Goal — Copy every line from the data below in which the string "distanza" can be found.

Entries taken from a collection

━━━━━━━━━━

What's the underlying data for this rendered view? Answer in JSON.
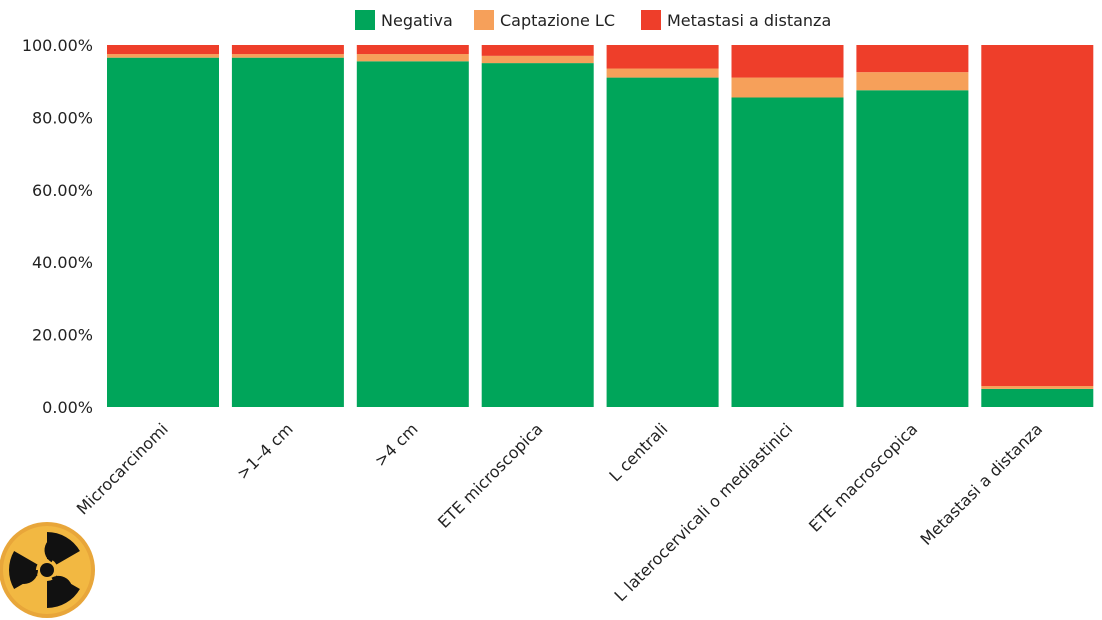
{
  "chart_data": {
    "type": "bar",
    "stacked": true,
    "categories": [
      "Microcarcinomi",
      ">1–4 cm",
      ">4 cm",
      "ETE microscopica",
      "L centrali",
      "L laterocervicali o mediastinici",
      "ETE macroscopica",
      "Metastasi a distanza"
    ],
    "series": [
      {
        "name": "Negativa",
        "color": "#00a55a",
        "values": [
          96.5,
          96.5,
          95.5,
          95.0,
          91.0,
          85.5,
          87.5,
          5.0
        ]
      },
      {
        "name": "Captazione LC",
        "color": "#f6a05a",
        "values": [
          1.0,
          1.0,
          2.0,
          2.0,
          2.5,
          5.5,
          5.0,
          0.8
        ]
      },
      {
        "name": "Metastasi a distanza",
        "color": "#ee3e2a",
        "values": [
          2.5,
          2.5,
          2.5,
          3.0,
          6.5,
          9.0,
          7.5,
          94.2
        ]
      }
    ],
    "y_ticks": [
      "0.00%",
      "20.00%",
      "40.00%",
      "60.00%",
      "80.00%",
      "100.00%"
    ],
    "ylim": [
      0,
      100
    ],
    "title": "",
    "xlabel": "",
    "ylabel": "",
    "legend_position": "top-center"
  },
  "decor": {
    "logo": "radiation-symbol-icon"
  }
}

━━━━━━━━━━

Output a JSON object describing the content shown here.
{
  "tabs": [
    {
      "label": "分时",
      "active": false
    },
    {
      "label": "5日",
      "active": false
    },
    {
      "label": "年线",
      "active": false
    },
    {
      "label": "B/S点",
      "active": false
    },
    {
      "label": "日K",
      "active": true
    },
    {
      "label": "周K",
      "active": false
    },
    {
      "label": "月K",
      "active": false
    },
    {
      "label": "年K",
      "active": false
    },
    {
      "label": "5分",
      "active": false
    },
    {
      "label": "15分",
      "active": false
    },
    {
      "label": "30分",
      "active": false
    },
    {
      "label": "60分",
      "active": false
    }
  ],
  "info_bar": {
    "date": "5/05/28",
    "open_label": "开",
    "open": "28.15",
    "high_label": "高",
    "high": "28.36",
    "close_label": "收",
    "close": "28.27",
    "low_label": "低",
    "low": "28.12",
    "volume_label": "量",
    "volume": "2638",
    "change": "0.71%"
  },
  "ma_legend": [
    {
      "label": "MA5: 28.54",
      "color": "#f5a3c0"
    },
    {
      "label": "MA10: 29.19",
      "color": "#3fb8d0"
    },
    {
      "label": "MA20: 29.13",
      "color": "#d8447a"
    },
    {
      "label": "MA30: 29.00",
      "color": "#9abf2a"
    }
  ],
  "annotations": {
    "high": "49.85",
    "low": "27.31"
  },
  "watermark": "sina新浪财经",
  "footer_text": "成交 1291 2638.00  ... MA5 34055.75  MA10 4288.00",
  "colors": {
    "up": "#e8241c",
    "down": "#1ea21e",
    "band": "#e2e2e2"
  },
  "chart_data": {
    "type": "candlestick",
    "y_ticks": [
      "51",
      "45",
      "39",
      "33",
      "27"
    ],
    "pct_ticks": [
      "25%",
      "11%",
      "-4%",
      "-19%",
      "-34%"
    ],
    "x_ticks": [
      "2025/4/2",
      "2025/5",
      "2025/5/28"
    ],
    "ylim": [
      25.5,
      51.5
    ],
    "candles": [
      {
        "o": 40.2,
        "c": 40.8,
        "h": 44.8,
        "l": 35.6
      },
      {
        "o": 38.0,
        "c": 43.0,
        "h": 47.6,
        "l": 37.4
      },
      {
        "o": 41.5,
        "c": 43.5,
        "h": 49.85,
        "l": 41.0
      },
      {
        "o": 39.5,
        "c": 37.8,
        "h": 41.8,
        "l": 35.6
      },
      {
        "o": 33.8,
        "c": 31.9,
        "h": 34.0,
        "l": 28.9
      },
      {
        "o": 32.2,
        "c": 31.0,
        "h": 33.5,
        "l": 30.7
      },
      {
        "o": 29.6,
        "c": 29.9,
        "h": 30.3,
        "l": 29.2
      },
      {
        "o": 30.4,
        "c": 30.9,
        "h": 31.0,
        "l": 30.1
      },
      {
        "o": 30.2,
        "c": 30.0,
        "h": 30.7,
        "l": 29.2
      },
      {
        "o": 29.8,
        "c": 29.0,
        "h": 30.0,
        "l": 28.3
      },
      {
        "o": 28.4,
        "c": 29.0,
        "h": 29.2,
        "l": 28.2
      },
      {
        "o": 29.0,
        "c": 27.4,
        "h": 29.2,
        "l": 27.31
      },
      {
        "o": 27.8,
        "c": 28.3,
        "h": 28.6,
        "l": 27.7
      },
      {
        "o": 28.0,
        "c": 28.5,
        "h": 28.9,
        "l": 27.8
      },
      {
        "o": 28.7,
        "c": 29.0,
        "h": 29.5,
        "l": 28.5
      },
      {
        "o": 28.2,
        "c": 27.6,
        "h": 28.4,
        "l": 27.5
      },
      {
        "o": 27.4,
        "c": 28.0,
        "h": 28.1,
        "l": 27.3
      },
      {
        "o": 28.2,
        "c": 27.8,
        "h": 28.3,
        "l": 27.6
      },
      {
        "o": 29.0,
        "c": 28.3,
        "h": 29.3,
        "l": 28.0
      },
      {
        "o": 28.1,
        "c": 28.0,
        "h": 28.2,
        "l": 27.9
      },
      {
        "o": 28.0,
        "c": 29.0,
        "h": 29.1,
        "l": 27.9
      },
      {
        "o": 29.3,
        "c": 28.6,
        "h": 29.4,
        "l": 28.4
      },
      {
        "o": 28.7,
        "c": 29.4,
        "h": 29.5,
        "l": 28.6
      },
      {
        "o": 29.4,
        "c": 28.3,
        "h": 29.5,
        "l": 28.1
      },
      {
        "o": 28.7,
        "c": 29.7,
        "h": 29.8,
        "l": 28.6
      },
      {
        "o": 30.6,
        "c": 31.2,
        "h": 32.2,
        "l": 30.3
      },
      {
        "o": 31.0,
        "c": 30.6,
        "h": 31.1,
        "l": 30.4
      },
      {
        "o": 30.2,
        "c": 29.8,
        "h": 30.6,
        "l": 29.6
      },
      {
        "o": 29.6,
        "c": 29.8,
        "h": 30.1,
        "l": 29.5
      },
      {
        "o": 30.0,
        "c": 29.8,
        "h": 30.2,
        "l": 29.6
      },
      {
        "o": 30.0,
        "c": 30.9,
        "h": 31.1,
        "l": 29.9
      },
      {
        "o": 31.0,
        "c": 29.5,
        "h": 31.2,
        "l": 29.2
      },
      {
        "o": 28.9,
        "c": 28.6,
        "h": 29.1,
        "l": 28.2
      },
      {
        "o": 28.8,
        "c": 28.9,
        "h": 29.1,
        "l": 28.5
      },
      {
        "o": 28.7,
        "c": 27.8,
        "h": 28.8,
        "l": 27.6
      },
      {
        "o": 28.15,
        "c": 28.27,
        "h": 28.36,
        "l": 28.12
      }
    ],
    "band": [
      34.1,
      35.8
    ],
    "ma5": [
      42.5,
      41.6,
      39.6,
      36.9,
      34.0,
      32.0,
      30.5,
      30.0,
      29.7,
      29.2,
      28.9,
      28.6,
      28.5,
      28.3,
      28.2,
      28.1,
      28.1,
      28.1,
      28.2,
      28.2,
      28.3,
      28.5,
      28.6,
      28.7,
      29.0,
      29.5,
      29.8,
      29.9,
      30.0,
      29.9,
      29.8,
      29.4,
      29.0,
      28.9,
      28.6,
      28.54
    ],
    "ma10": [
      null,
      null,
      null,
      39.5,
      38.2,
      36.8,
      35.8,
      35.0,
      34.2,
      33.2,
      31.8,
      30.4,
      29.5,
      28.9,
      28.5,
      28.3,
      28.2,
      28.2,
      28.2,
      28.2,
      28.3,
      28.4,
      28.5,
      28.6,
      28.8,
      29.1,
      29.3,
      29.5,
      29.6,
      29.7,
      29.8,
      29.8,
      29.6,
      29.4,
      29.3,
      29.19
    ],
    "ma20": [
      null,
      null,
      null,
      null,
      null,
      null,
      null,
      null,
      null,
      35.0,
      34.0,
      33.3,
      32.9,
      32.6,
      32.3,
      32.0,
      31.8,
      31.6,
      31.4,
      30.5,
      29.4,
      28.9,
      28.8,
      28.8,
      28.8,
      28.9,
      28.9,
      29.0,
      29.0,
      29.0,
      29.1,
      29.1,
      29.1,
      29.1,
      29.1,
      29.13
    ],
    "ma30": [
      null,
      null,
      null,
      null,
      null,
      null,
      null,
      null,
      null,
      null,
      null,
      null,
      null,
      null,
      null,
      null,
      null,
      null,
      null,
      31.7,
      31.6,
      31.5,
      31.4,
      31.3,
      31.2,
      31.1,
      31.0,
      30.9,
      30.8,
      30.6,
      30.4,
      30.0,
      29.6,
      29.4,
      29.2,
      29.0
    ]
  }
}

━━━━━━━━━━

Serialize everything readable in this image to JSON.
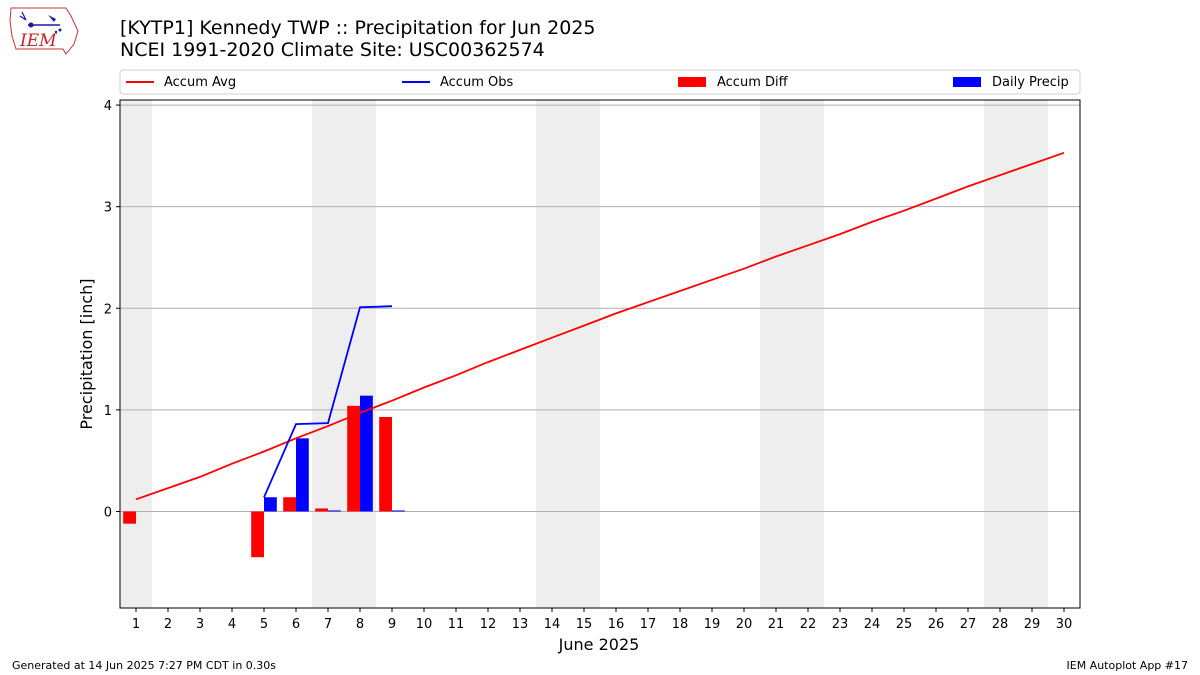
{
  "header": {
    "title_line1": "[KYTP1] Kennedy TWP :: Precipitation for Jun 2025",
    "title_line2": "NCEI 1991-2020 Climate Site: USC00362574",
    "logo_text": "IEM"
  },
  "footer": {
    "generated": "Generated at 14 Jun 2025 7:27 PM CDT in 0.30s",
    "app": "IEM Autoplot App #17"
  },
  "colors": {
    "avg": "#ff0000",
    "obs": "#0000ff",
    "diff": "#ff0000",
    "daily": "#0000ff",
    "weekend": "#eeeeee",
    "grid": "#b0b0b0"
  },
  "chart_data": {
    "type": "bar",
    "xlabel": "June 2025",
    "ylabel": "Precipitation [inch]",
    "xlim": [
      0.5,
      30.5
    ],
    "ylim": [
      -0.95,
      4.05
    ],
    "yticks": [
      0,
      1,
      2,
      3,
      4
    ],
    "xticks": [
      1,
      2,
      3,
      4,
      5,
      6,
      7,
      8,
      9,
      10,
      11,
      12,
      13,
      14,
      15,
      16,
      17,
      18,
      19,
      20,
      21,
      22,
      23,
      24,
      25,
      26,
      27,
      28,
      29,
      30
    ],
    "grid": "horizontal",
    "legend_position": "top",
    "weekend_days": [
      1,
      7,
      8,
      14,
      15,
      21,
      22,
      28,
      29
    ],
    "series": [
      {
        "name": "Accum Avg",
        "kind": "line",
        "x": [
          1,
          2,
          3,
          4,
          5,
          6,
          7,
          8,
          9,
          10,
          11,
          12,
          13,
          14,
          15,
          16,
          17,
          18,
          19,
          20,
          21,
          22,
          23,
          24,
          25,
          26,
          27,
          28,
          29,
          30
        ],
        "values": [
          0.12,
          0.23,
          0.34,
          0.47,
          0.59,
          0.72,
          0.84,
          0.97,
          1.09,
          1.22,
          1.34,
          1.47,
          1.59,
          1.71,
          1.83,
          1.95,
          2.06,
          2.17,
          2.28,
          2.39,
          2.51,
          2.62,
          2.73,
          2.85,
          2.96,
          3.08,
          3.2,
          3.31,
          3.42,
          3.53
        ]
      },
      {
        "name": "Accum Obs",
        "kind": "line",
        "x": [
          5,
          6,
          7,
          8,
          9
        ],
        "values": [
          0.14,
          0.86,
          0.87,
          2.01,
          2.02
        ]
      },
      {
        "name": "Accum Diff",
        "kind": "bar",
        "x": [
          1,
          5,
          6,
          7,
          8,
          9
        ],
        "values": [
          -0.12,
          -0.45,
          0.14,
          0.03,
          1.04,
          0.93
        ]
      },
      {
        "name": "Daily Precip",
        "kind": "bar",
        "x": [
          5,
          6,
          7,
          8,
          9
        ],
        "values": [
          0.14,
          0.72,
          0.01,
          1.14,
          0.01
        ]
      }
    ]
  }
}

━━━━━━━━━━

The output —
      "Metastasi a distanza"
        "name": "Metastasi a distanza",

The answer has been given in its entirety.